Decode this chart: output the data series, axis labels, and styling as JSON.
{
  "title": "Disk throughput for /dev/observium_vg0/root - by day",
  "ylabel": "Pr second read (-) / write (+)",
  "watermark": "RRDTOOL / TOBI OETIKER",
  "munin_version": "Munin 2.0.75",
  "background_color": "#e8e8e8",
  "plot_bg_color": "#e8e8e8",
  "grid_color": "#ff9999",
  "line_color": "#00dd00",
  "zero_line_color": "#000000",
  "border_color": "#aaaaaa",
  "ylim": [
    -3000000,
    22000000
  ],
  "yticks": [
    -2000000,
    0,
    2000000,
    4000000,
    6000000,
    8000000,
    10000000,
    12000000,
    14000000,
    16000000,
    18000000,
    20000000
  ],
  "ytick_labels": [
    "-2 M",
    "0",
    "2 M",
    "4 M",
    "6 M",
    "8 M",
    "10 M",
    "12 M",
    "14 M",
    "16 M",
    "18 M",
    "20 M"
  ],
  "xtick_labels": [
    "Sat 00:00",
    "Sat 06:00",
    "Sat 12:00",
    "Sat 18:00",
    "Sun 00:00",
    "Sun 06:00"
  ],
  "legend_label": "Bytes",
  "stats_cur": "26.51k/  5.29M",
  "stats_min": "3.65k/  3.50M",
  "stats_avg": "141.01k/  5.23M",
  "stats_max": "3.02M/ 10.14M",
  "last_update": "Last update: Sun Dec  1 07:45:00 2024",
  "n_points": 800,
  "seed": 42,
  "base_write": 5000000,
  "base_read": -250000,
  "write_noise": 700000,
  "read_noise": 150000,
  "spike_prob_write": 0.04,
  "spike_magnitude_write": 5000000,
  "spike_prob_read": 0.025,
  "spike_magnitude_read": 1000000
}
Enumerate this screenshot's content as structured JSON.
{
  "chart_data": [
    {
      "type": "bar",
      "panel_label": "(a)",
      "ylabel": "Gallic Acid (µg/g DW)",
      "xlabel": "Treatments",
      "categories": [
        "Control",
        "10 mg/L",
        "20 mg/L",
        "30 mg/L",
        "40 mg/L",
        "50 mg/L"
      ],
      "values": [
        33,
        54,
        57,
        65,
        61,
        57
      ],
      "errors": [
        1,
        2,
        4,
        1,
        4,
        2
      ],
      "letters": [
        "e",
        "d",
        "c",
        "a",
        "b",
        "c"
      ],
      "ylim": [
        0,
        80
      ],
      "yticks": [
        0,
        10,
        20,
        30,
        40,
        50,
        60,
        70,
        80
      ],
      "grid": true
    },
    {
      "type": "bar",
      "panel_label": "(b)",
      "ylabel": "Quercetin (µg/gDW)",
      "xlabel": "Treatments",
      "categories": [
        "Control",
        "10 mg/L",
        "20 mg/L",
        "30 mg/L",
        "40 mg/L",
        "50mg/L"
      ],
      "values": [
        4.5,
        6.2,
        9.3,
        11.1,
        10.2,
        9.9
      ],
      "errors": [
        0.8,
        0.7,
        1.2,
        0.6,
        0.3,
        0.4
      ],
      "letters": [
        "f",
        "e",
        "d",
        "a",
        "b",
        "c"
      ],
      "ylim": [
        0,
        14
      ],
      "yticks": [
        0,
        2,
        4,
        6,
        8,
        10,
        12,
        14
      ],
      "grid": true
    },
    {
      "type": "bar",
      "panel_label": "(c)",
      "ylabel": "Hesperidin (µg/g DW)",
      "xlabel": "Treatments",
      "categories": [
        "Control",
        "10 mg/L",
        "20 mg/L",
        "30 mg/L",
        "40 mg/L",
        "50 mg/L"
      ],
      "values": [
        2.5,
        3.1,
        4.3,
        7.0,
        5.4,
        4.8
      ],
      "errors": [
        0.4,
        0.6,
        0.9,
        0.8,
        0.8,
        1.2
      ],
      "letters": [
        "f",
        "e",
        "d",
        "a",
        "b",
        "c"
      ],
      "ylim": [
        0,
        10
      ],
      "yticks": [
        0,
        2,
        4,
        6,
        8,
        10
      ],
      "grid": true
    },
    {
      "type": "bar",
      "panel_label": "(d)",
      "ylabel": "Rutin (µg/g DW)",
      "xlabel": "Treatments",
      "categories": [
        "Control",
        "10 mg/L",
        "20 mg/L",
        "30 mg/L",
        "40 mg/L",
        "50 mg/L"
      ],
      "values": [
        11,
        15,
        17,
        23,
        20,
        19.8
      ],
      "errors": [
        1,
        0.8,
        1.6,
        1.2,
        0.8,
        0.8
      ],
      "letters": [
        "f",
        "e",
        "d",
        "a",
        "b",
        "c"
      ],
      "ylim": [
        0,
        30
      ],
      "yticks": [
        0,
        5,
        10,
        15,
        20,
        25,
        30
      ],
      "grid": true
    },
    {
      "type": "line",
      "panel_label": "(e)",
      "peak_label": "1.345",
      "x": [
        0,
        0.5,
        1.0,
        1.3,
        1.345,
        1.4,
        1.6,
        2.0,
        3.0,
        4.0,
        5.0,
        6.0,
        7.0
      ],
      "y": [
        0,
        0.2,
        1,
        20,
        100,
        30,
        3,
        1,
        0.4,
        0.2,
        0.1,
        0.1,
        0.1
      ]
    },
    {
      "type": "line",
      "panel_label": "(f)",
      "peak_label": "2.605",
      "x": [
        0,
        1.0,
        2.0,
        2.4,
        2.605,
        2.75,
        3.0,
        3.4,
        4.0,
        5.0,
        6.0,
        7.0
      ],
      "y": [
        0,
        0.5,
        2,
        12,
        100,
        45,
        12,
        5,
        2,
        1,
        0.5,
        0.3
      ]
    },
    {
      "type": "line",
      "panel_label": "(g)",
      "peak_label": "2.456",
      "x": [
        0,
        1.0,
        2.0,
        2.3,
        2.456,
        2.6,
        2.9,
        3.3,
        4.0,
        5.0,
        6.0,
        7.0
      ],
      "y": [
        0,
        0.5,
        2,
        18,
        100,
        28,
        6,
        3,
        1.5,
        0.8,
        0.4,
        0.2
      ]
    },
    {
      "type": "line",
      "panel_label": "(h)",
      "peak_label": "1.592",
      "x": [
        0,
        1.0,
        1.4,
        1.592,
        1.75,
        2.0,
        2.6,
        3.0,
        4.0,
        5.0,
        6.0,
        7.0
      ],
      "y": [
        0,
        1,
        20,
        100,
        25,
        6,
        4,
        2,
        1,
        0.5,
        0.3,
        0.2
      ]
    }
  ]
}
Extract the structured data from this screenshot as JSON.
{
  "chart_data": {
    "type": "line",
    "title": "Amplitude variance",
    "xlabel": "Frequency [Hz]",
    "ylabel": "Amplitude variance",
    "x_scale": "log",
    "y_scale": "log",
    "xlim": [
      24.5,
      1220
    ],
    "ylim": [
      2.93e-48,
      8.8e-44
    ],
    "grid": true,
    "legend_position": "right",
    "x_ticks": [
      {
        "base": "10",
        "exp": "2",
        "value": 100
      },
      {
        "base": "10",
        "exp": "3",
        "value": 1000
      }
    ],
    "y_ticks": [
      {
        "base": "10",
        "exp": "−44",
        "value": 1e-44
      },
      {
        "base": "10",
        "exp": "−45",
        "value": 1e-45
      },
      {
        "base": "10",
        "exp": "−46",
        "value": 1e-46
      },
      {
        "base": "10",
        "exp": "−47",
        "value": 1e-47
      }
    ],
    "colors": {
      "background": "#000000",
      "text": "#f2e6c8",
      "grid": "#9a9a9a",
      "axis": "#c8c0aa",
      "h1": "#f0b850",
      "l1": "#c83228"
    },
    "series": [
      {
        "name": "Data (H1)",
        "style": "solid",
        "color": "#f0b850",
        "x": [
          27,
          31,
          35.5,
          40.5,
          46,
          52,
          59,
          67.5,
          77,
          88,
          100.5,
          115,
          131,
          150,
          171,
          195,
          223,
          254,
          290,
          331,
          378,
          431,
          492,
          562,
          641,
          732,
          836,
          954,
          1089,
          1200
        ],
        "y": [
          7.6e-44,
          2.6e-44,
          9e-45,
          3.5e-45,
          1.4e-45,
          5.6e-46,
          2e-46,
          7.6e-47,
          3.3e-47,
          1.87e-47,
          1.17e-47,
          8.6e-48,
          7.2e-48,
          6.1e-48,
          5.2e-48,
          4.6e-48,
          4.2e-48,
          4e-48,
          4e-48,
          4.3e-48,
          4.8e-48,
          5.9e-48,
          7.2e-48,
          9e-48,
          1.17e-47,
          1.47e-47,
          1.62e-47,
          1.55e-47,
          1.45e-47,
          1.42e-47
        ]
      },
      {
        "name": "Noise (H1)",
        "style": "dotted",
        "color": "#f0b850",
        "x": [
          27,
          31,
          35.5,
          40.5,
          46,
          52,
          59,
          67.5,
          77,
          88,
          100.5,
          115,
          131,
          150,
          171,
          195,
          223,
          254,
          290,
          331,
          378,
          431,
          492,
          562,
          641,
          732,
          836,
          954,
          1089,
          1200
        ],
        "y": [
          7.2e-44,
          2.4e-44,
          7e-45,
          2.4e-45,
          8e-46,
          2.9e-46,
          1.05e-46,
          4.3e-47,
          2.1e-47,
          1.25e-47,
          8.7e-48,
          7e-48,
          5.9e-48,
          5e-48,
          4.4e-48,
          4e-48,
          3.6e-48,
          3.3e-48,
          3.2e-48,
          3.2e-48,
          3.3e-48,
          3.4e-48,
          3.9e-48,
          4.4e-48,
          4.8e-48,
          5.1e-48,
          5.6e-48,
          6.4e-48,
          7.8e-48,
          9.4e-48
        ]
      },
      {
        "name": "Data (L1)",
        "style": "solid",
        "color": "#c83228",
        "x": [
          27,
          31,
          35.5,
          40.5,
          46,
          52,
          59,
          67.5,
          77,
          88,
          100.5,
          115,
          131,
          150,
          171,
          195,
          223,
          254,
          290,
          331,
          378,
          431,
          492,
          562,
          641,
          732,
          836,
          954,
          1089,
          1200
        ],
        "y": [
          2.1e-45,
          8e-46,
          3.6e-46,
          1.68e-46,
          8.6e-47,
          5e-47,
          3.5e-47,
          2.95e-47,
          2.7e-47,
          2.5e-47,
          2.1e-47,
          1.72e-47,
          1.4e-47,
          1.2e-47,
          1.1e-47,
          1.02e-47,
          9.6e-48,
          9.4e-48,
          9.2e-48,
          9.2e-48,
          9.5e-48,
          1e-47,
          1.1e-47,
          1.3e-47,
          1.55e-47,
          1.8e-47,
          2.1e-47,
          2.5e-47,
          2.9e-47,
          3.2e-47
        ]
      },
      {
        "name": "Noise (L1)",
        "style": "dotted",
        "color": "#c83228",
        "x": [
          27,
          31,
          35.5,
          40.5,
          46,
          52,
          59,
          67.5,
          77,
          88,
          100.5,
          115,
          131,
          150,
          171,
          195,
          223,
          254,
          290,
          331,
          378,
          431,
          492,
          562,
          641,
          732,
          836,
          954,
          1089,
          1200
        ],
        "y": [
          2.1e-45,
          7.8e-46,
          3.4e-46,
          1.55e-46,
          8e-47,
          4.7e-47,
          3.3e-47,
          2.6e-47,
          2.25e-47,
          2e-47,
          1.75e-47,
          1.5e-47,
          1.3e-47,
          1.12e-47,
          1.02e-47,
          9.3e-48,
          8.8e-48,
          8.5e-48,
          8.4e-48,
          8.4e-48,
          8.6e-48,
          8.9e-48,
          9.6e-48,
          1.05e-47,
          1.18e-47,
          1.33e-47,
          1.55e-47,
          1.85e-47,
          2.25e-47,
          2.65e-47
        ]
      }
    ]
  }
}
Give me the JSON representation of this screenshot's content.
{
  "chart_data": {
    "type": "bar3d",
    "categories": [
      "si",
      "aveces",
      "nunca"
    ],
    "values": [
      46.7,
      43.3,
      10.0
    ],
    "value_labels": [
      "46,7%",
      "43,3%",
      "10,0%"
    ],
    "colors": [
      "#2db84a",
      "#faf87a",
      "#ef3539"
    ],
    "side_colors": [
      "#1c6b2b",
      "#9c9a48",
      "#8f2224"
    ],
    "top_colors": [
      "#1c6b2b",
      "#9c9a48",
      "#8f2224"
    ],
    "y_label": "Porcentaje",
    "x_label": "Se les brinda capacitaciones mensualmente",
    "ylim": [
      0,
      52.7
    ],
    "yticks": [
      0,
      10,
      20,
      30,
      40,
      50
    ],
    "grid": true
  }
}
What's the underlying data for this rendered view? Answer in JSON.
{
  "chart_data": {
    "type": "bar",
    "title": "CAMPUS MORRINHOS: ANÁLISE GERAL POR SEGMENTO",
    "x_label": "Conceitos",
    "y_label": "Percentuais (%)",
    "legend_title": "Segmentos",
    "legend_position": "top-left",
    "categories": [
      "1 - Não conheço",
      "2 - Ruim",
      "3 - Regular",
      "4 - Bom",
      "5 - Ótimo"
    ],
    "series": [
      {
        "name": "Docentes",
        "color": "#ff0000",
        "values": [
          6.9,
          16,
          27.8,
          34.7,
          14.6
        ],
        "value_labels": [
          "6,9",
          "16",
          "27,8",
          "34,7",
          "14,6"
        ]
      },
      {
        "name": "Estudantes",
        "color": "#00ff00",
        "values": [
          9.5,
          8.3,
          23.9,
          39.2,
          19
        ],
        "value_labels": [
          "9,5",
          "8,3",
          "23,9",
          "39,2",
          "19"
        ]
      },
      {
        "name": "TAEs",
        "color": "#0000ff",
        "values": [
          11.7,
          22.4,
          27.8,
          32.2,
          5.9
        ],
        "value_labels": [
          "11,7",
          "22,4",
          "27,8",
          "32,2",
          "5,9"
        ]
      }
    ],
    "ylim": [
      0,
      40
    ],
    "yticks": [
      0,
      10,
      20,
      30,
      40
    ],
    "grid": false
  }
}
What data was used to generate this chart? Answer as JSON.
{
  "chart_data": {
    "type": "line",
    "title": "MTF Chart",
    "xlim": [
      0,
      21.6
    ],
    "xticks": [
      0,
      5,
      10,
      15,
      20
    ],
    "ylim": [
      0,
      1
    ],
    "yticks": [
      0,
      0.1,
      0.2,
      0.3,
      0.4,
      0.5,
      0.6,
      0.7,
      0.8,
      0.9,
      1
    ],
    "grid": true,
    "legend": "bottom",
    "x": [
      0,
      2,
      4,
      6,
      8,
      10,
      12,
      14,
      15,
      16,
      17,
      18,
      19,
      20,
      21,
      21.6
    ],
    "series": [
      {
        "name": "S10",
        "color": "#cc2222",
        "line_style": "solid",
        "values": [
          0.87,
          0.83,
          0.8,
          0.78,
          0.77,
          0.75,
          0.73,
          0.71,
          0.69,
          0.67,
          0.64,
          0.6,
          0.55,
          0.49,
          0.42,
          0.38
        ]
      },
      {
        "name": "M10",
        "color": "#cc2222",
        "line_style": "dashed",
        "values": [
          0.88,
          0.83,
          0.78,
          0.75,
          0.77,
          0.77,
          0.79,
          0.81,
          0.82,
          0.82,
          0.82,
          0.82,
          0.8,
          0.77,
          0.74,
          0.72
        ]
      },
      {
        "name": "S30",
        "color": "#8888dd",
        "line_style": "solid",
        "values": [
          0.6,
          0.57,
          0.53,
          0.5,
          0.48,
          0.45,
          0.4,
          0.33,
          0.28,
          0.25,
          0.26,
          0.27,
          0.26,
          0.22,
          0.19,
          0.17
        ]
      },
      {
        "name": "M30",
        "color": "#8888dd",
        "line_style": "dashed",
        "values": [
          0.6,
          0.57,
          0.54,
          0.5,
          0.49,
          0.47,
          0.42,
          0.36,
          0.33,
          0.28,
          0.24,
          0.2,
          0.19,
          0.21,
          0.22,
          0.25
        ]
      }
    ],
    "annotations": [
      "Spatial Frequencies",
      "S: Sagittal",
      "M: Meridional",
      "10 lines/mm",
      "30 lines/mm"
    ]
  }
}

-----

Pick out every line above that holds the word "this" and copy it.

Decode this chart: output the data series, axis labels, and styling as JSON.
Enumerate this screenshot's content as structured JSON.
Extract the structured data from this screenshot as JSON.
Give me the JSON representation of this screenshot's content.
What's the underlying data for this rendered view? Answer in JSON.
What data was used to generate this chart? Answer as JSON.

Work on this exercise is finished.